**** Input ****

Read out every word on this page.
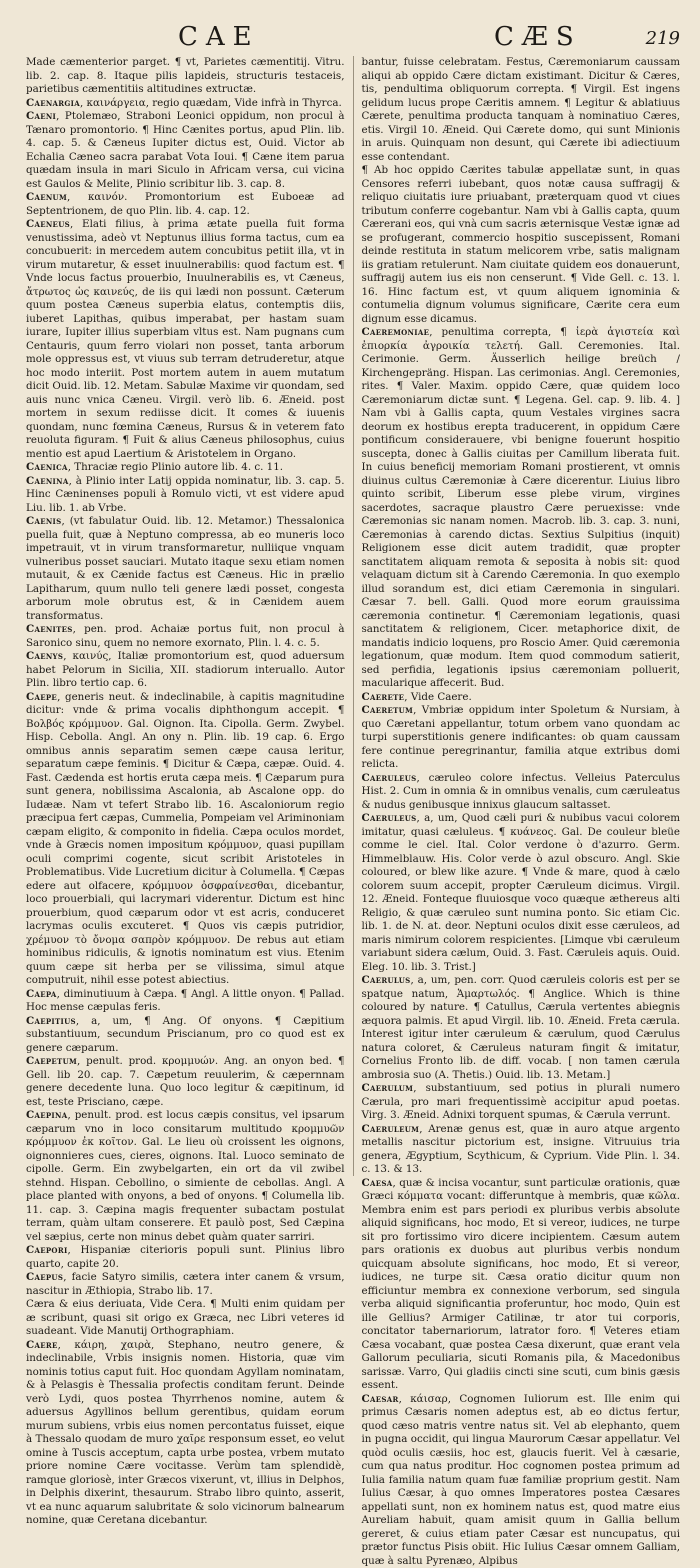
CAE	CÆS	219

Made cæmenterior parget. ¶ vt, Parietes cæmentitij. Vitru. lib. 2. cap. 8. Itaque pilis lapideis, structuris testaceis, parietibus cæmentitiis altitudines extructæ.

Caenargia, καινάργεια, regio quædam, Vide infrà in Thyrca.

Caeni, Ptolemæo, Straboni Leonici oppidum, non procul à Tænaro promontorio. ¶ Hinc Cænites portus, apud Plin. lib. 4. cap. 5. & Cæneus Iupiter dictus est, Ouid. Victor ab Echalia Cæneo sacra parabat Vota Ioui. ¶ Cæne item parua quædam insula in mari Siculo in Africam versa, cui vicina est Gaulos & Melite, Plinio scribitur lib. 3. cap. 8.

Caenum, καινόν. Promontorium est Euboeæ ad Septentrionem, de quo Plin. lib. 4. cap. 12.

Caeneus, Elati filius, à prima ætate puella fuit forma venustissima, adeò vt Neptunus illius forma tactus, cum ea concubuerit: in mercedem autem concubitus petiit illa, vt in virum mutaretur, & esset inuulnerabilis: quod factum est. ¶ Vnde locus factus prouerbio, Inuulnerabilis es, vt Cæneus, ἄτρωτος ὡς καινεύς, de iis qui lædi non possunt. Cæterum quum postea Cæneus superbia elatus, contemptis diis, iuberet Lapithas, quibus imperabat, per hastam suam iurare, Iupiter illius superbiam vltus est. Nam pugnans cum Centauris, quum ferro violari non posset, tanta arborum mole oppressus est, vt viuus sub terram detruderetur, atque hoc modo interiit. Post mortem autem in auem mutatum dicit Ouid. lib. 12. Metam. Sabulæ Maxime vir quondam, sed auis nunc vnica Cæneu. Virgil. verò lib. 6. Æneid. post mortem in sexum rediisse dicit. It comes & iuuenis quondam, nunc fœmina Cæneus, Rursus & in veterem fato reuoluta figuram. ¶ Fuit & alius Cæneus philosophus, cuius mentio est apud Laertium & Aristotelem in Organo.

Caenica, Thraciæ regio Plinio autore lib. 4. c. 11.

Caenina, à Plinio inter Latij oppida nominatur, lib. 3. cap. 5. Hinc Cæninenses populi à Romulo victi, vt est videre apud Liu. lib. 1. ab Vrbe.

Caenis, (vt fabulatur Ouid. lib. 12. Metamor.) Thessalonica puella fuit, quæ à Neptuno compressa, ab eo muneris loco impetrauit, vt in virum transformaretur, nulliique vnquam vulneribus posset sauciari. Mutato itaque sexu etiam nomen mutauit, & ex Cænide factus est Cæneus. Hic in prælio Lapitharum, quum nullo teli genere lædi posset, congesta arborum mole obrutus est, & in Cænidem auem transformatus.

Caenites, pen. prod. Achaiæ portus fuit, non procul à Saronico sinu, quem no nemore exornato, Plin. l. 4. c. 5.

Caenys, καινύς, Italiæ promontorium est, quod aduersum habet Pelorum in Sicilia, XII. stadiorum interuallo. Autor Plin. libro tertio cap. 6.

Caepe, generis neut. & indeclinabile, à capitis magnitudine dicitur: vnde & prima vocalis diphthongum accepit. ¶ Βολβός κρόμμυον. Gal. Oignon. Ita. Cipolla. Germ. Zwybel. Hisp. Cebolla. Angl. An ony n. Plin. lib. 19 cap. 6. Ergo omnibus annis separatim semen cæpe causa leritur, separatum cæpe feminis. ¶ Dicitur & Cæpa, cæpæ. Ouid. 4. Fast. Cædenda est hortis eruta cæpa meis. ¶ Cæparum pura sunt genera, nobilissima Ascalonia, ab Ascalone opp. do Iudææ. Nam vt tefert Strabo lib. 16. Ascaloniorum regio præcipua fert cæpas, Cummelia, Pompeiam vel Ariminoniam cæpam eligito, & componito in fidelia. Cæpa oculos mordet, vnde à Græcis nomen impositum κρόμμυον, quasi pupillam oculi comprimi cogente, sicut scribit Aristoteles in Problematibus. Vide Lucretium dicitur à Columella. ¶ Cæpas edere aut olfacere, κρόμμυον ὀσφραίνεσθαι, dicebantur, loco prouerbiali, qui lacrymari viderentur. Dictum est hinc prouerbium, quod cæparum odor vt est acris, conduceret lacrymas oculis excuteret. ¶ Quos vis cæpis putridior, χρέμυον τὸ ὄνομα σαπρὸν κρόμμυον. De rebus aut etiam hominibus ridiculis, & ignotis nominatum est vius. Etenim quum cæpe sit herba per se vilissima, simul atque computruit, nihil esse potest abiectius.

Caepa, diminutiuum à Cæpa. ¶ Angl. A little onyon. ¶ Pallad. Hoc mense cæpulas feris.

Caepitius, a, um, ¶ Ang. Of onyons. ¶ Cæpitium substantiuum, secundum Priscianum, pro co quod est ex genere cæparum.

Caepetum, penult. prod. κρομμυών. Ang. an onyon bed. ¶ Gell. lib 20. cap. 7. Cæpetum reuulerim, & cæpernnam genere decedente luna. Quo loco legitur & cæpitinum, id est, teste Prisciano, cæpe.

Caepina, penult. prod. est locus cæpis consitus, vel ipsarum cæparum vno in loco consitarum multitudo κρομμυῶν κρόμμυον ἐκ κοῖτον. Gal. Le lieu où croissent les oignons, oignonnieres cues, cieres, oignons. Ital. Luoco seminato de cipolle. Germ. Ein zwybelgarten, ein ort da vil zwibel stehnd. Hispan. Cebollino, o simiente de cebollas. Angl. A place planted with onyons, a bed of onyons. ¶ Columella lib. 11. cap. 3. Cæpina magis frequenter subactam postulat terram, quàm ultam conserere. Et paulò post, Sed Cæpina vel sæpius, certe non minus debet quàm quater sarriri.

Caepori, Hispaniæ citerioris populi sunt. Plinius libro quarto, capite 20.

Caepus, facie Satyro similis, cætera inter canem & vrsum, nascitur in Æthiopia, Strabo lib. 17.

Cæra & eius deriuata, Vide Cera. ¶ Multi enim quidam per æ scribunt, quasi sit origo ex Græca, nec Libri veteres id suadeant. Vide Manutij Orthographiam.

Caere, κάιρη, χαιρὰ, Stephano, neutro genere, & indeclinabile, Vrbis insignis nomen. Historia, quæ vim nominis totius caput fuit. Hoc quondam Agyllam nominatam, & à Pelasgis è Thessalia profectis conditam ferunt. Deinde verò Lydi, quos postea Thyrrhenos nomine, autem & aduersus Agyllinos bellum gerentibus, quidam eorum murum subiens, vrbis eius nomen percontatus fuisset, eique à Thessalo quodam de muro χαῖρε responsum esset, eo velut omine à Tuscis acceptum, capta urbe postea, vrbem mutato priore nomine Cære vocitasse. Verùm tam splendidè, ramque gloriosè, inter Græcos vixerunt, vt, illius in Delphos, in Delphis dixerint, thesaurum. Strabo libro quinto, asserit, vt ea nunc aquarum salubritate & solo vicinorum balnearum nomine, quæ Ceretana dicebantur.

bantur, fuisse celebratam. Festus, Cæremoniarum caussam aliqui ab oppido Cære dictam existimant. Dicitur & Cæres, tis, pendultima obliquorum correpta. ¶ Virgil. Est ingens gelidum lucus prope Cæritis amnem. ¶ Legitur & ablatiuus Cærete, penultima producta tanquam à nominatiuo Cæres, etis. Virgil 10. Æneid. Qui Cærete domo, qui sunt Minionis in aruis. Quinquam non desunt, qui Cærete ibi adiectiuum esse contendant.

¶ Ab hoc oppido Cærites tabulæ appellatæ sunt, in quas Censores referri iubebant, quos notæ causa suffragij & reliquo ciuitatis iure priuabant, præterquam quod vt ciues tributum conferre cogebantur. Nam vbi à Gallis capta, quum Cærerani eos, qui vnà cum sacris æternisque Vestæ ignæ ad se profugerant, commercio hospitio suscepissent, Romani deinde restituta in statum melicorem vrbe, satis malignam iis gratiam retulerunt. Nam ciuitate quidem eos donauerunt, suffragij autem ius eis non censerunt. ¶ Vide Gell. c. 13. l. 16. Hinc factum est, vt quum aliquem ignominia & contumelia dignum volumus significare, Cærite cera eum dignum esse dicamus.

Caeremoniae, penultima correpta, ¶ ἱερὰ ἁγιστεία καὶ ἐπιορκία ἀγροικία τελετή. Gall. Ceremonies. Ital. Cerimonie. Germ. Äusserlich heilige breüch / Kirchengepräng. Hispan. Las cerimonias. Angl. Ceremonies, rites. ¶ Valer. Maxim. oppido Cære, quæ quidem loco Cæremoniarum dictæ sunt. ¶ Legena. Gel. cap. 9. lib. 4. ] Nam vbi à Gallis capta, quum Vestales virgines sacra deorum ex hostibus erepta traducerent, in oppidum Cære pontificum considerauere, vbi benigne fouerunt hospitio suscepta, donec à Gallis ciuitas per Camillum liberata fuit. In cuius beneficij memoriam Romani prostierent, vt omnis diuinus cultus Cæremoniæ à Cære dicerentur. Liuius libro quinto scribit, Liberum esse plebe virum, virgines sacerdotes, sacraque plaustro Cære peruexisse: vnde Cæremonias sic nanam nomen. Macrob. lib. 3. cap. 3. nuni, Cæremonias à carendo dictas. Sextius Sulpitius (inquit) Religionem esse dicit autem tradidit, quæ propter sanctitatem aliquam remota & seposita à nobis sit: quod velaquam dictum sit à Carendo Cæremonia. In quo exemplo illud sorandum est, dici etiam Cæremonia in singulari. Cæsar 7. bell. Galli. Quod more eorum grauissima cæremonia continetur. ¶ Cæremoniam legationis, quasi sanctitatem & religionem, Cicer. metaphorice dixit, de mandatis indicio loquens, pro Roscio Amer. Quid cæremonia legationum, quæ modum. Item quod commodum satierit, sed perfidia, legationis ipsius cæremoniam polluerit, macularique affecerit. Bud.

Caerete, Vide Caere.

Caeretum, Vmbriæ oppidum inter Spoletum & Nursiam, à quo Cæretani appellantur, totum orbem vano quondam ac turpi superstitionis genere indificantes: ob quam caussam fere continue peregrinantur, familia atque extribus domi relicta.

Caeruleus, cæruleo colore infectus. Velleius Paterculus Hist. 2. Cum in omnia & in omnibus venalis, cum cæruleatus & nudus genibusque innixus glaucum saltasset.

Caeruleus, a, um, Quod cæli puri & nubibus vacui colorem imitatur, quasi cæluleus. ¶ κυάνεος. Gal. De couleur bleüe comme le ciel. Ital. Color verdone ò d'azurro. Germ. Himmelblauw. His. Color verde ò azul obscuro. Angl. Skie coloured, or blew like azure. ¶ Vnde & mare, quod à cælo colorem suum accepit, propter Cæruleum dicimus. Virgil. 12. Æneid. Fonteque fluuiosque voco quæque æthereus alti Religio, & quæ cæruleo sunt numina ponto. Sic etiam Cic. lib. 1. de N. at. deor. Neptuni oculos dixit esse cæruleos, ad maris nimirum colorem respicientes. [Limque vbi cæruleum variabunt sidera cælum, Ouid. 3. Fast. Cæruleis aquis. Ouid. Eleg. 10. lib. 3. Trist.]

Caerulus, a, um, pen. corr. Quod cæruleis coloris est per se spatque natum, Ἁμαρτωλός. ¶ Anglice. Which is thine coloured by nature. ¶ Catullus, Cærula vertentes abiegnis æquora palmis. Et apud Virgil. lib. 10. Æneid. Freta cærula. Interest igitur inter cæruleum & cærulum, quod Cærulus natura coloret, & Cæruleus naturam fingit & imitatur, Cornelius Fronto lib. de diff. vocab. [ non tamen cærula ambrosia suo (A. Thetis.) Ouid. lib. 13. Metam.]

Caerulum, substantiuum, sed potius in plurali numero Cærula, pro mari frequentissimè accipitur apud poetas. Virg. 3. Æneid. Adnixi torquent spumas, & Cærula verrunt.

Caeruleum, Arenæ genus est, quæ in auro atque argento metallis nascitur pictorium est, insigne. Vitruuius tria genera, Ægyptium, Scythicum, & Cyprium. Vide Plin. l. 34. c. 13. & 13.

Caesa, quæ & incisa vocantur, sunt particulæ orationis, quæ Græci κόμματα vocant: differuntque à membris, quæ κῶλα. Membra enim est pars periodi ex pluribus verbis absolute aliquid significans, hoc modo, Et si vereor, iudices, ne turpe sit pro fortissimo viro dicere incipientem. Cæsum autem pars orationis ex duobus aut pluribus verbis nondum quicquam absolute significans, hoc modo, Et si vereor, iudices, ne turpe sit. Cæsa oratio dicitur quum non efficiuntur membra ex connexione verborum, sed singula verba aliquid significantia proferuntur, hoc modo, Quin est ille Gellius? Armiger Catilinæ, tr ator tui corporis, concitator tabernariorum, latrator foro. ¶ Veteres etiam Cæsa vocabant, quæ postea Cæsa dixerunt, quæ erant vela Gallorum peculiaria, sicuti Romanis pila, & Macedonibus sarissæ. Varro, Qui gladiis cincti sine scuti, cum binis gæsis essent.

Caesar, κάισαρ, Cognomen Iuliorum est. Ille enim qui primus Cæsaris nomen adeptus est, ab eo dictus fertur, quod cæso matris ventre natus sit. Vel ab elephanto, quem in pugna occidit, qui lingua Maurorum Cæsar appellatur. Vel quòd oculis cæsiis, hoc est, glaucis fuerit. Vel à cæsarie, cum qua natus proditur. Hoc cognomen postea primum ad Iulia familia natum quam fuæ familiæ proprium gestit. Nam Iulius Cæsar, à quo omnes Imperatores postea Cæsares appellati sunt, non ex hominem natus est, quod matre eius Aureliam habuit, quam amisit quum in Gallia bellum gereret, & cuius etiam pater Cæsar est nuncupatus, qui prætor functus Pisis obiit. Hic Iulius Cæsar omnem Galliam, quæ à saltu Pyrenæo, Alpibus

****

## Stated goal
Make a copy of each line that contains the string "nascitur".

## Response below
Caepus, facie Satyro similis, cætera inter canem & vrsum, nascitur in Æthiopia, Strabo lib. 17.
Caeruleum, Arenæ genus est, quæ in auro atque argento metallis nascitur pictorium est, insigne. Vitruuius tria genera, Ægyptium, Scythicum, & Cyprium. Vide Plin. l. 34. c. 13. & 13.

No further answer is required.